--- Exercise description ---
Please turn each line of the listing below into an item of a numbered list, leaving out any blank lines.

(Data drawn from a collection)
::::
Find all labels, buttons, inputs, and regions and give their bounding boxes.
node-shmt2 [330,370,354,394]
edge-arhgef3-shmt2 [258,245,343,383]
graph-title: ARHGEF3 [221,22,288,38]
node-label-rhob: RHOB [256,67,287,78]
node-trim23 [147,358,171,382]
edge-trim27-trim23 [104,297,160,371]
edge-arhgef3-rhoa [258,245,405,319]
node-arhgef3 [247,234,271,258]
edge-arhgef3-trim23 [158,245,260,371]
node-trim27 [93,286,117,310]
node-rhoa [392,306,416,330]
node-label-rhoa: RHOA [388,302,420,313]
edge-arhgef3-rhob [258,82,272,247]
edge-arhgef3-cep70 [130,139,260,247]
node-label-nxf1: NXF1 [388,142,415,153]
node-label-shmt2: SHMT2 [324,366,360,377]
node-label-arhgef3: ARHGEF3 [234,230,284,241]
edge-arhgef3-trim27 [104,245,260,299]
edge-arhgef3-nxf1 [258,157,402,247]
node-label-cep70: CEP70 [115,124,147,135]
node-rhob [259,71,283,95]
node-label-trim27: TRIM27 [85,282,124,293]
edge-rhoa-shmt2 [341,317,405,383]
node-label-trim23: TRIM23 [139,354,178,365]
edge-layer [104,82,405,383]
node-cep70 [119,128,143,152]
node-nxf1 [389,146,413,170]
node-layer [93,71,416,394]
::::
--- Exercise output ---
1. Find all labels, buttons, inputs, and regions and give their bounding boxes.
2. node-shmt2 [330,370,354,394]
3. edge-arhgef3-shmt2 [258,245,343,383]
4. graph-title: ARHGEF3 [221,22,288,38]
5. node-label-rhob: RHOB [256,67,287,78]
6. node-trim23 [147,358,171,382]
7. edge-trim27-trim23 [104,297,160,371]
8. edge-arhgef3-rhoa [258,245,405,319]
9. node-arhgef3 [247,234,271,258]
10. edge-arhgef3-trim23 [158,245,260,371]
11. node-trim27 [93,286,117,310]
12. node-rhoa [392,306,416,330]
13. node-label-rhoa: RHOA [388,302,420,313]
14. edge-arhgef3-rhob [258,82,272,247]
15. edge-arhgef3-cep70 [130,139,260,247]
16. node-label-nxf1: NXF1 [388,142,415,153]
17. node-label-shmt2: SHMT2 [324,366,360,377]
18. node-label-arhgef3: ARHGEF3 [234,230,284,241]
19. edge-arhgef3-trim27 [104,245,260,299]
20. edge-arhgef3-nxf1 [258,157,402,247]
21. node-label-cep70: CEP70 [115,124,147,135]
22. node-rhob [259,71,283,95]
23. node-label-trim27: TRIM27 [85,282,124,293]
24. edge-rhoa-shmt2 [341,317,405,383]
25. node-label-trim23: TRIM23 [139,354,178,365]
26. edge-layer [104,82,405,383]
27. node-cep70 [119,128,143,152]
28. node-nxf1 [389,146,413,170]
29. node-layer [93,71,416,394]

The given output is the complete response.